### TASK DIRECTIONS
Find the word "Jahre" in the data. Return every line where it appears.

### EXTRACTED ENTRIES
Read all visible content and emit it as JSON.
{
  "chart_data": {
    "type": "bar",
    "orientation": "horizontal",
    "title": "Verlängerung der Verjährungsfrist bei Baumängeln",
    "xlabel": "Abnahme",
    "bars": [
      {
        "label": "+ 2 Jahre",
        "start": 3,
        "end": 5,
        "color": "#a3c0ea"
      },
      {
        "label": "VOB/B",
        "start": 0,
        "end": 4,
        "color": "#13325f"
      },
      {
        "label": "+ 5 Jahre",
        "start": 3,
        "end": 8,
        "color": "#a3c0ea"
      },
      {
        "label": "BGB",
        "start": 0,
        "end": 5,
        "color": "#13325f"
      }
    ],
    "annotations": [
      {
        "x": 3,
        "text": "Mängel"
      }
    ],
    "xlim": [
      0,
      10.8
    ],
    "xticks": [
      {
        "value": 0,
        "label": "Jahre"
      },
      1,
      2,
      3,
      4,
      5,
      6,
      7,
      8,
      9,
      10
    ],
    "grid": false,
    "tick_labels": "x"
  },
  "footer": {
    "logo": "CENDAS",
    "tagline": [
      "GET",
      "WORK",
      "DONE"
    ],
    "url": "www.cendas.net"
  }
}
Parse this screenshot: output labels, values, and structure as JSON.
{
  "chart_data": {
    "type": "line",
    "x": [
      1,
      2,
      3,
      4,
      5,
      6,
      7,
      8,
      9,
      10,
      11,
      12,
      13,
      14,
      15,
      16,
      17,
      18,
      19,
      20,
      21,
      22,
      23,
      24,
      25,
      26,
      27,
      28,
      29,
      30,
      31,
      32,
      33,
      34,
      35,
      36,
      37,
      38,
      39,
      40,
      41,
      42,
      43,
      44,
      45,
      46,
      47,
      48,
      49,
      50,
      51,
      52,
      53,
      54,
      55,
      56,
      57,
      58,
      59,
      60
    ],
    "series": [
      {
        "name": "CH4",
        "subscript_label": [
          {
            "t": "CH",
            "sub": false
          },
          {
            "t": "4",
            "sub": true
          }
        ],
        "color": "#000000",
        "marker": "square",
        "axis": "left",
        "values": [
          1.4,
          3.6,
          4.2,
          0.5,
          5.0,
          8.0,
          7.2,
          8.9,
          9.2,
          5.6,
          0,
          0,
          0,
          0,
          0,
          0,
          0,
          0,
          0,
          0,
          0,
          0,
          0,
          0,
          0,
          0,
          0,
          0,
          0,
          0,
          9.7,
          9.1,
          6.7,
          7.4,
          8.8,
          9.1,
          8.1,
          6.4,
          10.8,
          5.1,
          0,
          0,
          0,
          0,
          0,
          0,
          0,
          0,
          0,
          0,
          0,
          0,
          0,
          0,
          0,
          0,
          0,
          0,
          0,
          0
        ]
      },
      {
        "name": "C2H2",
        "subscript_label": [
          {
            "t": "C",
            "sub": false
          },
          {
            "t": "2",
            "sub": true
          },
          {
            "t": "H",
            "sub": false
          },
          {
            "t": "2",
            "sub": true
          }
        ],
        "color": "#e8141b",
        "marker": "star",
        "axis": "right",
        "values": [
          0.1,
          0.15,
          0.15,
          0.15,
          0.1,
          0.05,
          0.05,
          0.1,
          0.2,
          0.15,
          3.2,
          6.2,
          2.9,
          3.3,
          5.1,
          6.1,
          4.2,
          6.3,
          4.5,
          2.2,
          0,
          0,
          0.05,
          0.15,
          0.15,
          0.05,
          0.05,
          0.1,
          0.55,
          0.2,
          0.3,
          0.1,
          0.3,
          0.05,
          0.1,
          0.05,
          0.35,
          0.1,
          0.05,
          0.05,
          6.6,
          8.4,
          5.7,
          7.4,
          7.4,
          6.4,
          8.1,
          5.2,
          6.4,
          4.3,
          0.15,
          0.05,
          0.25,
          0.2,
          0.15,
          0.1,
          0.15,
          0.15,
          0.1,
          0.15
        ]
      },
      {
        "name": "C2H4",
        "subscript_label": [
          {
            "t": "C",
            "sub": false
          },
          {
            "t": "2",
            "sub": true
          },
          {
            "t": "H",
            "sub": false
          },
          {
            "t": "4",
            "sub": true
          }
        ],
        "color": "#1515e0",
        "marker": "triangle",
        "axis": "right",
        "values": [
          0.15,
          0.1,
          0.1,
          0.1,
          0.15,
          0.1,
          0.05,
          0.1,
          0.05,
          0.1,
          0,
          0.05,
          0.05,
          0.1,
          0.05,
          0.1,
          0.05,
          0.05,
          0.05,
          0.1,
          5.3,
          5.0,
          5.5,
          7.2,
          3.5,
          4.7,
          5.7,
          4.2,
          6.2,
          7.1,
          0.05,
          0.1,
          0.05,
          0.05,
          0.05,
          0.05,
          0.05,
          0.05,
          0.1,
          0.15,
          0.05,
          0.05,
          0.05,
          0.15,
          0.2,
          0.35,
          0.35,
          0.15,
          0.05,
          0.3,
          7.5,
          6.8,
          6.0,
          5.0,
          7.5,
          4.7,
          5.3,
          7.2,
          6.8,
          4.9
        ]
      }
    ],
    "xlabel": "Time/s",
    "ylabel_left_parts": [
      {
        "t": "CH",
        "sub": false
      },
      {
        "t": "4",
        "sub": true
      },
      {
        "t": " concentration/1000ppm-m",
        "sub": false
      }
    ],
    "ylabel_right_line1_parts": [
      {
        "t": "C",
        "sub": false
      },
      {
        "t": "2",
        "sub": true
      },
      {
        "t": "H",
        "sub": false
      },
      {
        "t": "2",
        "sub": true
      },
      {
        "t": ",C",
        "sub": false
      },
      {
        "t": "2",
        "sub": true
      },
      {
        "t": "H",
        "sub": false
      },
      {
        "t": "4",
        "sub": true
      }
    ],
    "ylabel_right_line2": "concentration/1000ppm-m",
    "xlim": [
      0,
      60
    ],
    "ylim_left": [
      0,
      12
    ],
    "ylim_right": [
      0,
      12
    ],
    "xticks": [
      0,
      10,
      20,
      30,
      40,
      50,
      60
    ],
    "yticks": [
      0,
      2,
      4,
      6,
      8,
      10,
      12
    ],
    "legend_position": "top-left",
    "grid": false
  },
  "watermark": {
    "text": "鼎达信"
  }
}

### SOLUTION
        "label": "+ 2 Jahre",
        "label": "+ 5 Jahre",
        "label": "Jahre"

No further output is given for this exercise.